### What to produce
Reply with one number only, the count of lines holding the string "Range".

### Data supplied
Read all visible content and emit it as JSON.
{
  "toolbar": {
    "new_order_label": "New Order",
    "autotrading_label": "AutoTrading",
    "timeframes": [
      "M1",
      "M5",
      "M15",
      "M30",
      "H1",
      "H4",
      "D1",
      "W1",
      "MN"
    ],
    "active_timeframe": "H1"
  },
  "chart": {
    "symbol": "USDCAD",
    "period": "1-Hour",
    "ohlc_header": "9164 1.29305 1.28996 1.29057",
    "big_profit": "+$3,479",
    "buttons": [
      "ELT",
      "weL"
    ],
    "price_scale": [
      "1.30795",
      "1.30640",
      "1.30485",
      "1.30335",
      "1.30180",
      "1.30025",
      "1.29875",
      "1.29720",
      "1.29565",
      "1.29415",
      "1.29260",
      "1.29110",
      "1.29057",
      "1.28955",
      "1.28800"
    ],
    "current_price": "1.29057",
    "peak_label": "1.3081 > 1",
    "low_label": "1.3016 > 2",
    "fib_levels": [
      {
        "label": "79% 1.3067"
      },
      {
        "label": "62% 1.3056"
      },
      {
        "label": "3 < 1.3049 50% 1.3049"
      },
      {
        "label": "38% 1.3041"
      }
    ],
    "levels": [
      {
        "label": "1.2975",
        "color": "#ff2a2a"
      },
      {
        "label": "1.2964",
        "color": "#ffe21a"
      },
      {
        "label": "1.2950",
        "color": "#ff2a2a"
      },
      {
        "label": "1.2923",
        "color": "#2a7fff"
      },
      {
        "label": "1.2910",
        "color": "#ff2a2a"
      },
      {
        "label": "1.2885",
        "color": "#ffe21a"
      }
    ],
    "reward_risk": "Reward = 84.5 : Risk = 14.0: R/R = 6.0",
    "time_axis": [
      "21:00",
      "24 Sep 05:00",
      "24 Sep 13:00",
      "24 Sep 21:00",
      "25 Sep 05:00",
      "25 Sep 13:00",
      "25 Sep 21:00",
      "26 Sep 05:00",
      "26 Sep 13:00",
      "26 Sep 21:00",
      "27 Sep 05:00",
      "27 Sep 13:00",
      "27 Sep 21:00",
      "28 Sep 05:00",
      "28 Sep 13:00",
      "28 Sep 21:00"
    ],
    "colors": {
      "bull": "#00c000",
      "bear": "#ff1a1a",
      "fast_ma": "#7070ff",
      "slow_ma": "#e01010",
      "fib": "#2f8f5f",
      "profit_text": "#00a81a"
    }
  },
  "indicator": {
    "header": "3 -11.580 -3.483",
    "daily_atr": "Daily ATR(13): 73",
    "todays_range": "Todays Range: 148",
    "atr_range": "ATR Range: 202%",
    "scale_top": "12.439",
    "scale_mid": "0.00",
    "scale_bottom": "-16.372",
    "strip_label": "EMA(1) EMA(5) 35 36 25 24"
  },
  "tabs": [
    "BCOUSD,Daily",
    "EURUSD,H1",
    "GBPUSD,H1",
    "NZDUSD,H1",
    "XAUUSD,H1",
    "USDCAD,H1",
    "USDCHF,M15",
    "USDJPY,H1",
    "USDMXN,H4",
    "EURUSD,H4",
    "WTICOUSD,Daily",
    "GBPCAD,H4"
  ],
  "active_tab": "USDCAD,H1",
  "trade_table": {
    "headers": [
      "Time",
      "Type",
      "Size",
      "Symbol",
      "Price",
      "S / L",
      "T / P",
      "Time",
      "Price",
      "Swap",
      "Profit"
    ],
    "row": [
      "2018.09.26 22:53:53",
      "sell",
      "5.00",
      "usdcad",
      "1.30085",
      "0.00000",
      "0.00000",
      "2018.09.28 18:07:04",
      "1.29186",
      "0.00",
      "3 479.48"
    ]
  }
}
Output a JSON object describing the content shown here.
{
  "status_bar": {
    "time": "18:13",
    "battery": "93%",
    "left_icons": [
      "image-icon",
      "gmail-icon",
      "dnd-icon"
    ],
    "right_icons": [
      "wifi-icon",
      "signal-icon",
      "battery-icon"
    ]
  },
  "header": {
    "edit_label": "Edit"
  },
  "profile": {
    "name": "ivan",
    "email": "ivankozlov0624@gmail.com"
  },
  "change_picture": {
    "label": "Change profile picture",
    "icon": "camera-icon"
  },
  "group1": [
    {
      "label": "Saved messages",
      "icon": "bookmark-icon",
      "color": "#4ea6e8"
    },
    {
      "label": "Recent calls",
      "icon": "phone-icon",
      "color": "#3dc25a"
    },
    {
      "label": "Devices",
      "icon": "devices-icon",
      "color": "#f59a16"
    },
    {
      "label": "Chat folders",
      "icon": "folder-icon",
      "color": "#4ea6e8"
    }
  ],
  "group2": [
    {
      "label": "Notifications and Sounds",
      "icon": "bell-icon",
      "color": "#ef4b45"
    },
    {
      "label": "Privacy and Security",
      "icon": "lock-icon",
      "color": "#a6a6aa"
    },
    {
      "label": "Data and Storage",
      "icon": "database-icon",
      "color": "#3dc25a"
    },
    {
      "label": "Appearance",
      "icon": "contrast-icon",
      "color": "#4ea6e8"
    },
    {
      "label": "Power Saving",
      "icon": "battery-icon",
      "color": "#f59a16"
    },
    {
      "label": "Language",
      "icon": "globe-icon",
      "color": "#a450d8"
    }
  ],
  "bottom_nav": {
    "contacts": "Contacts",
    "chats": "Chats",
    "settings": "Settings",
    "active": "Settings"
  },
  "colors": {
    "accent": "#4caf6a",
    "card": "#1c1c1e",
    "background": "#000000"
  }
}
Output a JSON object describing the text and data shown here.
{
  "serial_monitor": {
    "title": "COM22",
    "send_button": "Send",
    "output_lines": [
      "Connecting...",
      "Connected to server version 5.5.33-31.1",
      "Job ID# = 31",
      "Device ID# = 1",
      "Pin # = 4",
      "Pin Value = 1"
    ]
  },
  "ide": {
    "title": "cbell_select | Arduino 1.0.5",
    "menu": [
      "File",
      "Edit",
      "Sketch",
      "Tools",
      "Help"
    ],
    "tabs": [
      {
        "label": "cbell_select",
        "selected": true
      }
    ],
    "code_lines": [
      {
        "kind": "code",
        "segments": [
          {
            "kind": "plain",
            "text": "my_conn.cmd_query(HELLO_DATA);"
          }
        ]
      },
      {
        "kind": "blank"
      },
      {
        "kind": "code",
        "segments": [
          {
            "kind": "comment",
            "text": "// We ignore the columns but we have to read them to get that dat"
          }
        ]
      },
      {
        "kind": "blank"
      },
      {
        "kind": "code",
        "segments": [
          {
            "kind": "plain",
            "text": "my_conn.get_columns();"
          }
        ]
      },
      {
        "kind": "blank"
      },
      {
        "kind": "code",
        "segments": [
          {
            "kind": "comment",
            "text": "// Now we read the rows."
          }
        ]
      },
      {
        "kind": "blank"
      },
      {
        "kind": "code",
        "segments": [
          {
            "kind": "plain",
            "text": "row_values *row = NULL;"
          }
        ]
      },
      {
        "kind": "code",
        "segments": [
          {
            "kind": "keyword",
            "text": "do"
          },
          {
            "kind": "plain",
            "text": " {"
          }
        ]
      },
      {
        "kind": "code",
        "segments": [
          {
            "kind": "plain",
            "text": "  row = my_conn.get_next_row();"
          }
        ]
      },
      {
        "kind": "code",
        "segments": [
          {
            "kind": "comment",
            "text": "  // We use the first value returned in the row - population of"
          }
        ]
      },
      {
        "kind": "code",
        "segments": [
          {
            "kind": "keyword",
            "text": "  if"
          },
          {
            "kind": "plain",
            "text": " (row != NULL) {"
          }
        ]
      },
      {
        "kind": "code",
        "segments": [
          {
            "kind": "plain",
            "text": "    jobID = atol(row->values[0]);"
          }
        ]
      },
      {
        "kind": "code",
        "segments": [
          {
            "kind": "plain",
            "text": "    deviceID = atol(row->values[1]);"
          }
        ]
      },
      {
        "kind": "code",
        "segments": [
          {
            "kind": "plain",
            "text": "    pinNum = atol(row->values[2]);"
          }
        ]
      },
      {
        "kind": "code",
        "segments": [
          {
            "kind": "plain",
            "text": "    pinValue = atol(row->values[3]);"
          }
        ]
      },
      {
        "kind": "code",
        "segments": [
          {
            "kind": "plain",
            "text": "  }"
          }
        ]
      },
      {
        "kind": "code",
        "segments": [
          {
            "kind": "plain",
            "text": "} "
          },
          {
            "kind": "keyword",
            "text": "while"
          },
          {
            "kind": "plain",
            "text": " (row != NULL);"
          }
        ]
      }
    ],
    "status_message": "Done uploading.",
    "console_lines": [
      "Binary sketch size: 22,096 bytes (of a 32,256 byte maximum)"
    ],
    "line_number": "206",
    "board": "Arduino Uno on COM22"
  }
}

### Output below
2